**Instructions to follow:**
The records that follow must be repeated verbatim, every one of them.

**Data to process:**
——
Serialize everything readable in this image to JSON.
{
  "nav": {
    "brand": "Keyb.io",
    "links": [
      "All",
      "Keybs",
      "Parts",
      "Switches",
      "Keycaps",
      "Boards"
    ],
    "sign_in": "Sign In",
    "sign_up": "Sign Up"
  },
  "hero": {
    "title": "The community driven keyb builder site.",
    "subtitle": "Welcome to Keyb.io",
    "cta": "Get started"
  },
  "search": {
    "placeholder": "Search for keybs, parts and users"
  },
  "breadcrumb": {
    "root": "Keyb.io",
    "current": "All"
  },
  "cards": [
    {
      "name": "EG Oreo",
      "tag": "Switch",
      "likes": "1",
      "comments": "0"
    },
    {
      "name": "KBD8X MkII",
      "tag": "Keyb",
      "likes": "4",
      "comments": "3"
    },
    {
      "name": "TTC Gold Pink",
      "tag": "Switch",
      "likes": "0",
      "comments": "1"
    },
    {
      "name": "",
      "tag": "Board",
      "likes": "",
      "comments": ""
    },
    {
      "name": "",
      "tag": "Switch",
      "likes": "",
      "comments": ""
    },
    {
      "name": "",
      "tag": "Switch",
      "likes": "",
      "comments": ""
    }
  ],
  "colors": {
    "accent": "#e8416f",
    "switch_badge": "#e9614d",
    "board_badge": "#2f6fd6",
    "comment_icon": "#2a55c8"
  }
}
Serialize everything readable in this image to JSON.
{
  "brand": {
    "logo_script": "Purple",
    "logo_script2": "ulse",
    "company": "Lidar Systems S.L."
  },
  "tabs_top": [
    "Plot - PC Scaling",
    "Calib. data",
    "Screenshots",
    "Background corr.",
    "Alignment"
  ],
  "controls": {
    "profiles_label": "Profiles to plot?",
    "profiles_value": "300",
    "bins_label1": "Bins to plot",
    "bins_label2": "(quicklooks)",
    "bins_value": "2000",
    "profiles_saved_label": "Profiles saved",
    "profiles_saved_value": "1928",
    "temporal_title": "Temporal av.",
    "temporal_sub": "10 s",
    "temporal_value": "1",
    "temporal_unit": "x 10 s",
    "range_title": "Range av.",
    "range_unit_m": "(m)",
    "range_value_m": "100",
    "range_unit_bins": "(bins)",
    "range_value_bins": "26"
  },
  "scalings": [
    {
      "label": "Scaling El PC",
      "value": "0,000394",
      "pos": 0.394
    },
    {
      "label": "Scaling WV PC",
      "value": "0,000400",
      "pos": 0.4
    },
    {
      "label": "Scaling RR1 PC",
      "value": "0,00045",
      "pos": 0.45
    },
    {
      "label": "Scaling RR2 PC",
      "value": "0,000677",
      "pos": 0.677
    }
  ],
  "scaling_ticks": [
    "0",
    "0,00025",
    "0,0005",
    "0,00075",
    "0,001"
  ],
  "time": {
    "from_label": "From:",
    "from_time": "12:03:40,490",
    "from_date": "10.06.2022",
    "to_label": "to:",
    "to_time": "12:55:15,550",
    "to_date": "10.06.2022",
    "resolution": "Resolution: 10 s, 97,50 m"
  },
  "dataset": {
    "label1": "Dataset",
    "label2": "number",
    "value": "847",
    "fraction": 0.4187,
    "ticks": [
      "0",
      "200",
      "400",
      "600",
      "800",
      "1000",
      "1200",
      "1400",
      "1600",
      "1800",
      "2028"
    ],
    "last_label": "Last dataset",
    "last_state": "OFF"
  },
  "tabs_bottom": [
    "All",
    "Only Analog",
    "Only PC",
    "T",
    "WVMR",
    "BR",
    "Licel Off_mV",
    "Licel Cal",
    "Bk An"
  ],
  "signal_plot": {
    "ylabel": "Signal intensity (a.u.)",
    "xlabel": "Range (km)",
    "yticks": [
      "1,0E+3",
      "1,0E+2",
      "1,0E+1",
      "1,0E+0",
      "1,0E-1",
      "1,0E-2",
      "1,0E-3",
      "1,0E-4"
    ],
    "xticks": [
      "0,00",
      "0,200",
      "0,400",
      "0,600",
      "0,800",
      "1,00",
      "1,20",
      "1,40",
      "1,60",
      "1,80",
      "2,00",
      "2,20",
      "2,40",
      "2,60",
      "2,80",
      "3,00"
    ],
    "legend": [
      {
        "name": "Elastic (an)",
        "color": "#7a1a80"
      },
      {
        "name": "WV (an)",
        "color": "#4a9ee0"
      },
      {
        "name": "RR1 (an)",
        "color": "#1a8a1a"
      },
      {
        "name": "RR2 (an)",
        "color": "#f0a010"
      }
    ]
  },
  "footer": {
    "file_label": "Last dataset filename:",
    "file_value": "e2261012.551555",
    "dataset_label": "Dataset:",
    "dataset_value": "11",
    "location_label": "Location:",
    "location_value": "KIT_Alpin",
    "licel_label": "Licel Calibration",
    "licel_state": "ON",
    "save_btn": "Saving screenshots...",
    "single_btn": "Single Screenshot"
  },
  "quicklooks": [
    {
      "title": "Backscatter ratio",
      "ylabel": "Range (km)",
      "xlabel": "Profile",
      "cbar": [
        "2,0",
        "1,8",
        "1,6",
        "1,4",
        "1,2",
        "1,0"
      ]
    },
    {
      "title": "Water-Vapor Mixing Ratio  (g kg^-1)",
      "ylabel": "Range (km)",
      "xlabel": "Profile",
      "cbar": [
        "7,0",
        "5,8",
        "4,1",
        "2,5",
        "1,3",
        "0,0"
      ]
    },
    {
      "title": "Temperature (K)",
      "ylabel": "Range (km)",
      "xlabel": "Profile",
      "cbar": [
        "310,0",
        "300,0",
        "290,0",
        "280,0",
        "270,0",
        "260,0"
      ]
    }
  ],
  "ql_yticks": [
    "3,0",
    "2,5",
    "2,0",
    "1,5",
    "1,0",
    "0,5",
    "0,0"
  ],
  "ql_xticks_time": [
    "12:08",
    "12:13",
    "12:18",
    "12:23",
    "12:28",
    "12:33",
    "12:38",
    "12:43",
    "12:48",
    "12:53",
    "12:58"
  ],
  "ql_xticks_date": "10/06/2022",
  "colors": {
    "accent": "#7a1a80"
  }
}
——
**Written solution:**
Serialize everything readable in this image to JSON.
{
  "nav": {
    "brand": "Keyb.io",
    "links": [
      "All",
      "Keybs",
      "Parts",
      "Switches",
      "Keycaps",
      "Boards"
    ],
    "sign_in": "Sign In",
    "sign_up": "Sign Up"
  },
  "hero": {
    "title": "The community driven keyb builder site.",
    "subtitle": "Welcome to Keyb.io",
    "cta": "Get started"
  },
  "search": {
    "placeholder": "Search for keybs, parts and users"
  },
  "breadcrumb": {
    "root": "Keyb.io",
    "current": "All"
  },
  "cards": [
    {
      "name": "EG Oreo",
      "tag": "Switch",
      "likes": "1",
      "comments": "0"
    },
    {
      "name": "KBD8X MkII",
      "tag": "Keyb",
      "likes": "4",
      "comments": "3"
    },
    {
      "name": "TTC Gold Pink",
      "tag": "Switch",
      "likes": "0",
      "comments": "1"
    },
    {
      "name": "",
      "tag": "Board",
      "likes": "",
      "comments": ""
    },
    {
      "name": "",
      "tag": "Switch",
      "likes": "",
      "comments": ""
    },
    {
      "name": "",
      "tag": "Switch",
      "likes": "",
      "comments": ""
    }
  ],
  "colors": {
    "accent": "#e8416f",
    "switch_badge": "#e9614d",
    "board_badge": "#2f6fd6",
    "comment_icon": "#2a55c8"
  }
}
Serialize everything readable in this image to JSON.
{
  "brand": {
    "logo_script": "Purple",
    "logo_script2": "ulse",
    "company": "Lidar Systems S.L."
  },
  "tabs_top": [
    "Plot - PC Scaling",
    "Calib. data",
    "Screenshots",
    "Background corr.",
    "Alignment"
  ],
  "controls": {
    "profiles_label": "Profiles to plot?",
    "profiles_value": "300",
    "bins_label1": "Bins to plot",
    "bins_label2": "(quicklooks)",
    "bins_value": "2000",
    "profiles_saved_label": "Profiles saved",
    "profiles_saved_value": "1928",
    "temporal_title": "Temporal av.",
    "temporal_sub": "10 s",
    "temporal_value": "1",
    "temporal_unit": "x 10 s",
    "range_title": "Range av.",
    "range_unit_m": "(m)",
    "range_value_m": "100",
    "range_unit_bins": "(bins)",
    "range_value_bins": "26"
  },
  "scalings": [
    {
      "label": "Scaling El PC",
      "value": "0,000394",
      "pos": 0.394
    },
    {
      "label": "Scaling WV PC",
      "value": "0,000400",
      "pos": 0.4
    },
    {
      "label": "Scaling RR1 PC",
      "value": "0,00045",
      "pos": 0.45
    },
    {
      "label": "Scaling RR2 PC",
      "value": "0,000677",
      "pos": 0.677
    }
  ],
  "scaling_ticks": [
    "0",
    "0,00025",
    "0,0005",
    "0,00075",
    "0,001"
  ],
  "time": {
    "from_label": "From:",
    "from_time": "12:03:40,490",
    "from_date": "10.06.2022",
    "to_label": "to:",
    "to_time": "12:55:15,550",
    "to_date": "10.06.2022",
    "resolution": "Resolution: 10 s, 97,50 m"
  },
  "dataset": {
    "label1": "Dataset",
    "label2": "number",
    "value": "847",
    "fraction": 0.4187,
    "ticks": [
      "0",
      "200",
      "400",
      "600",
      "800",
      "1000",
      "1200",
      "1400",
      "1600",
      "1800",
      "2028"
    ],
    "last_label": "Last dataset",
    "last_state": "OFF"
  },
  "tabs_bottom": [
    "All",
    "Only Analog",
    "Only PC",
    "T",
    "WVMR",
    "BR",
    "Licel Off_mV",
    "Licel Cal",
    "Bk An"
  ],
  "signal_plot": {
    "ylabel": "Signal intensity (a.u.)",
    "xlabel": "Range (km)",
    "yticks": [
      "1,0E+3",
      "1,0E+2",
      "1,0E+1",
      "1,0E+0",
      "1,0E-1",
      "1,0E-2",
      "1,0E-3",
      "1,0E-4"
    ],
    "xticks": [
      "0,00",
      "0,200",
      "0,400",
      "0,600",
      "0,800",
      "1,00",
      "1,20",
      "1,40",
      "1,60",
      "1,80",
      "2,00",
      "2,20",
      "2,40",
      "2,60",
      "2,80",
      "3,00"
    ],
    "legend": [
      {
        "name": "Elastic (an)",
        "color": "#7a1a80"
      },
      {
        "name": "WV (an)",
        "color": "#4a9ee0"
      },
      {
        "name": "RR1 (an)",
        "color": "#1a8a1a"
      },
      {
        "name": "RR2 (an)",
        "color": "#f0a010"
      }
    ]
  },
  "footer": {
    "file_label": "Last dataset filename:",
    "file_value": "e2261012.551555",
    "dataset_label": "Dataset:",
    "dataset_value": "11",
    "location_label": "Location:",
    "location_value": "KIT_Alpin",
    "licel_label": "Licel Calibration",
    "licel_state": "ON",
    "save_btn": "Saving screenshots...",
    "single_btn": "Single Screenshot"
  },
  "quicklooks": [
    {
      "title": "Backscatter ratio",
      "ylabel": "Range (km)",
      "xlabel": "Profile",
      "cbar": [
        "2,0",
        "1,8",
        "1,6",
        "1,4",
        "1,2",
        "1,0"
      ]
    },
    {
      "title": "Water-Vapor Mixing Ratio  (g kg^-1)",
      "ylabel": "Range (km)",
      "xlabel": "Profile",
      "cbar": [
        "7,0",
        "5,8",
        "4,1",
        "2,5",
        "1,3",
        "0,0"
      ]
    },
    {
      "title": "Temperature (K)",
      "ylabel": "Range (km)",
      "xlabel": "Profile",
      "cbar": [
        "310,0",
        "300,0",
        "290,0",
        "280,0",
        "270,0",
        "260,0"
      ]
    }
  ],
  "ql_yticks": [
    "3,0",
    "2,5",
    "2,0",
    "1,5",
    "1,0",
    "0,5",
    "0,0"
  ],
  "ql_xticks_time": [
    "12:08",
    "12:13",
    "12:18",
    "12:23",
    "12:28",
    "12:33",
    "12:38",
    "12:43",
    "12:48",
    "12:53",
    "12:58"
  ],
  "ql_xticks_date": "10/06/2022",
  "colors": {
    "accent": "#7a1a80"
  }
}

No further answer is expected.